#### Recorded data
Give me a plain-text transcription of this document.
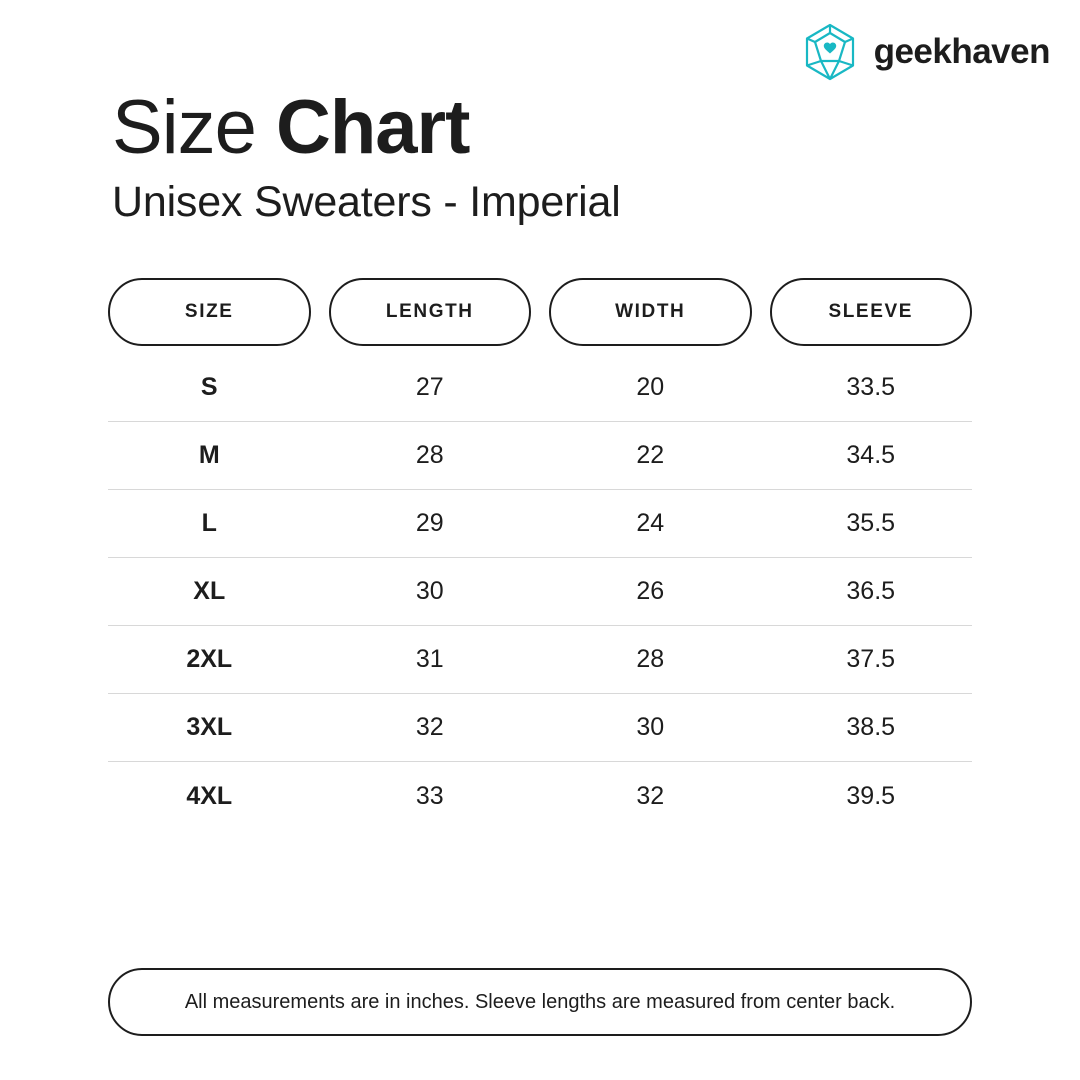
geekhaven
Size Chart
Unisex Sweaters - Imperial
SIZE	LENGTH	WIDTH	SLEEVE
S	27	20	33.5
M	28	22	34.5
L	29	24	35.5
XL	30	26	36.5
2XL	31	28	37.5
3XL	32	30	38.5
4XL	33	32	39.5
All measurements are in inches. Sleeve lengths are measured from center back.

#### Problem description
Copy the material above in full and exactly, skipping pictures.

#### Response for this exercise
Give me a plain-text transcription of this document.
geekhaven
Size Chart
Unisex Sweaters - Imperial
SIZE	LENGTH	WIDTH	SLEEVE
S	27	20	33.5
M	28	22	34.5
L	29	24	35.5
XL	30	26	36.5
2XL	31	28	37.5
3XL	32	30	38.5
4XL	33	32	39.5
All measurements are in inches. Sleeve lengths are measured from center back.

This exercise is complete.